> _Record set_
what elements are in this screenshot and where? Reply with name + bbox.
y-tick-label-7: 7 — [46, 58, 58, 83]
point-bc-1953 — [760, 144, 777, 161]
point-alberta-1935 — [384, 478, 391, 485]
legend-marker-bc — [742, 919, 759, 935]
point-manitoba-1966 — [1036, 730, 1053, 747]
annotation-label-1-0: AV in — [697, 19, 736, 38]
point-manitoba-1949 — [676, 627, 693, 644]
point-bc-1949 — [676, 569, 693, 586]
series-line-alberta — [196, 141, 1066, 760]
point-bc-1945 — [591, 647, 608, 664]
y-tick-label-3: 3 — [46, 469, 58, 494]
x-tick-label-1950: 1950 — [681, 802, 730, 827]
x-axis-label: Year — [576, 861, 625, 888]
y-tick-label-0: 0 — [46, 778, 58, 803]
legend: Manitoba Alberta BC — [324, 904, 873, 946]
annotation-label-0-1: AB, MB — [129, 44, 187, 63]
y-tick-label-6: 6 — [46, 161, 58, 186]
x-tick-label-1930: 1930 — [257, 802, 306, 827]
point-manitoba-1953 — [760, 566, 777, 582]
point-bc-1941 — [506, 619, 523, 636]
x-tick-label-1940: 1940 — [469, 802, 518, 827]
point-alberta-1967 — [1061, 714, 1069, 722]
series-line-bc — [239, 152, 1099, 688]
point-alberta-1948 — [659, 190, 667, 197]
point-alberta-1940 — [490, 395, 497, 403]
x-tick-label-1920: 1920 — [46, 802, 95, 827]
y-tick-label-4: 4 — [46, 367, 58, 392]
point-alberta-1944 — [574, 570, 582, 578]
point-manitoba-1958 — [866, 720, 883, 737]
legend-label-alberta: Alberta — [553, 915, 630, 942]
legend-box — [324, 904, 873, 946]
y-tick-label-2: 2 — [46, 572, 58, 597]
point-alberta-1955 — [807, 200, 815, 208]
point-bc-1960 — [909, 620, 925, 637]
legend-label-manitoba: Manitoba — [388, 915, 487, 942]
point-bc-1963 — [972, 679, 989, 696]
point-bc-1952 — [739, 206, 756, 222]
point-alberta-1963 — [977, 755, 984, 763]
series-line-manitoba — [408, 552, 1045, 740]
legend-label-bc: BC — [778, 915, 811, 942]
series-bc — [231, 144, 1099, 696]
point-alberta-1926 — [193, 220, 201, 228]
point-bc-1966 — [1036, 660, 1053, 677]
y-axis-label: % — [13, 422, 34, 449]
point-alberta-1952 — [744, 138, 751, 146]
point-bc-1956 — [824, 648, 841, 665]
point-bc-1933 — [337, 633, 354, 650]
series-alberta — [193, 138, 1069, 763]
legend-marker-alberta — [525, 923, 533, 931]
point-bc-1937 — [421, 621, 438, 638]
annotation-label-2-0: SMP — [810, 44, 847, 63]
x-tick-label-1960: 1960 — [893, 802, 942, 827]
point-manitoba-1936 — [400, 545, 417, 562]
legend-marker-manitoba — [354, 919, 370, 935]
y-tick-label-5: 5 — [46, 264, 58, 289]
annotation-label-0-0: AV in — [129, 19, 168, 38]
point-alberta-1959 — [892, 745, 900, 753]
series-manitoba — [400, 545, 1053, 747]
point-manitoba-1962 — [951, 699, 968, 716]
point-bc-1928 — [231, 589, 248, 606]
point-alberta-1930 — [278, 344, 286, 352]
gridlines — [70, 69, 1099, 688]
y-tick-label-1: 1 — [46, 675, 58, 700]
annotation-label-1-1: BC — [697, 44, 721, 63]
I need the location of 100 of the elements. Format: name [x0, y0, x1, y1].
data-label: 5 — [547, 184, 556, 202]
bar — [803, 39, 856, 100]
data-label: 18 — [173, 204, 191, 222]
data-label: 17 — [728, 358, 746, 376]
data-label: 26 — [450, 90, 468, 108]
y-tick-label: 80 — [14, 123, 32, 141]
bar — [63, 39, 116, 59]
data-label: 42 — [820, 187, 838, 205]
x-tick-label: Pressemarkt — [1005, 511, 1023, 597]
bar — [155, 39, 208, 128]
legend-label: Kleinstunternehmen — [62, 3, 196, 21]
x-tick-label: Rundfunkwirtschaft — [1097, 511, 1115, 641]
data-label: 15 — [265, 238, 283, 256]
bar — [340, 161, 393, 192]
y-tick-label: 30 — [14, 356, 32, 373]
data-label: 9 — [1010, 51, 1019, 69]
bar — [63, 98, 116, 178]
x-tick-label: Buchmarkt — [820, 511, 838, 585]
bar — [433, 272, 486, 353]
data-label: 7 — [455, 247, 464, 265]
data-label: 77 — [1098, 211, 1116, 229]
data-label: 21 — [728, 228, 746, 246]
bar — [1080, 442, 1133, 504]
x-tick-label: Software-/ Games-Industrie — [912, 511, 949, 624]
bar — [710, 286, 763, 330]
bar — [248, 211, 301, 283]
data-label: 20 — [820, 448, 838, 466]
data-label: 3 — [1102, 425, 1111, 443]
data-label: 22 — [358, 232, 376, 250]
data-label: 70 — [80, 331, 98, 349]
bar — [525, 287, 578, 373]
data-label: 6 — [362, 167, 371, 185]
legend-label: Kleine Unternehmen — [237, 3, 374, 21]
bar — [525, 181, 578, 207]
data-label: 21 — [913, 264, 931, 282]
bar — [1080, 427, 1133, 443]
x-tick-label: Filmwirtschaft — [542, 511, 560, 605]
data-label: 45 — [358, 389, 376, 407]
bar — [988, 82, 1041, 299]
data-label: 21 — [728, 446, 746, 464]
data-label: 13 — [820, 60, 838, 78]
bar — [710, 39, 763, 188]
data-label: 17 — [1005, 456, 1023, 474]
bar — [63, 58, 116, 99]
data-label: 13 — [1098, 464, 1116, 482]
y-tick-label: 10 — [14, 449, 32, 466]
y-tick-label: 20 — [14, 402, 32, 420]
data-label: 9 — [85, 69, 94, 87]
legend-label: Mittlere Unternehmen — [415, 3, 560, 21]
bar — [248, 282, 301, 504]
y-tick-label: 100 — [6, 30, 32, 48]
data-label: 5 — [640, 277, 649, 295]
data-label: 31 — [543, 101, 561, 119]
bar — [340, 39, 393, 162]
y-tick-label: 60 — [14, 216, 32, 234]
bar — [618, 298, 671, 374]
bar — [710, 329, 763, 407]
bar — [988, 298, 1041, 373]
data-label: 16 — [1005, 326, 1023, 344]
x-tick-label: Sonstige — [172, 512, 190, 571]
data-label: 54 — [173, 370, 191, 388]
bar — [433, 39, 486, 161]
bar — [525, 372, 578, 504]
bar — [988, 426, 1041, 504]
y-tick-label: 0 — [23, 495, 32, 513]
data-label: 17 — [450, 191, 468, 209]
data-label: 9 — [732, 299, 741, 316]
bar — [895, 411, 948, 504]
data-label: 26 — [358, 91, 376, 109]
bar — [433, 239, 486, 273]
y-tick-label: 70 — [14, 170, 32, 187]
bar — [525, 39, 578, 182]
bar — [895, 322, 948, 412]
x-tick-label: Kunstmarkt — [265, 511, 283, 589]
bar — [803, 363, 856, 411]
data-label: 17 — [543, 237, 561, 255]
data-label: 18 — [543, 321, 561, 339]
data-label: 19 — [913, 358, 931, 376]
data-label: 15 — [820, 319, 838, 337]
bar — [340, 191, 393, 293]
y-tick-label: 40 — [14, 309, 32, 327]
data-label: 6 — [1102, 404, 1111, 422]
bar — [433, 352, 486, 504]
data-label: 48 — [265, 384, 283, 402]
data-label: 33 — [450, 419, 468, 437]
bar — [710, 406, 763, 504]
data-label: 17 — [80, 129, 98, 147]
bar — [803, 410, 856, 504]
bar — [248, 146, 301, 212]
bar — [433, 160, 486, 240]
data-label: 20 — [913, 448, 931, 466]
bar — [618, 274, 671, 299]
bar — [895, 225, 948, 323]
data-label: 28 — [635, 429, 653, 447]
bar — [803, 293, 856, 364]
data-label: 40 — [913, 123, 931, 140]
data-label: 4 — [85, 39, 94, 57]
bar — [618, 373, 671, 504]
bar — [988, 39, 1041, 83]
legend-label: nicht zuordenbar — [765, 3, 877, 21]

> _Stated exercise_
Reproduce the items unchanged, starting with the first line and going on through the line with "point-manitoba-1966 — [1036, 730, 1053, 747]", both ends included.

> _The answer_
what elements are in this screenshot and where? Reply with name + bbox.
y-tick-label-7: 7 — [46, 58, 58, 83]
point-bc-1953 — [760, 144, 777, 161]
point-alberta-1935 — [384, 478, 391, 485]
legend-marker-bc — [742, 919, 759, 935]
point-manitoba-1966 — [1036, 730, 1053, 747]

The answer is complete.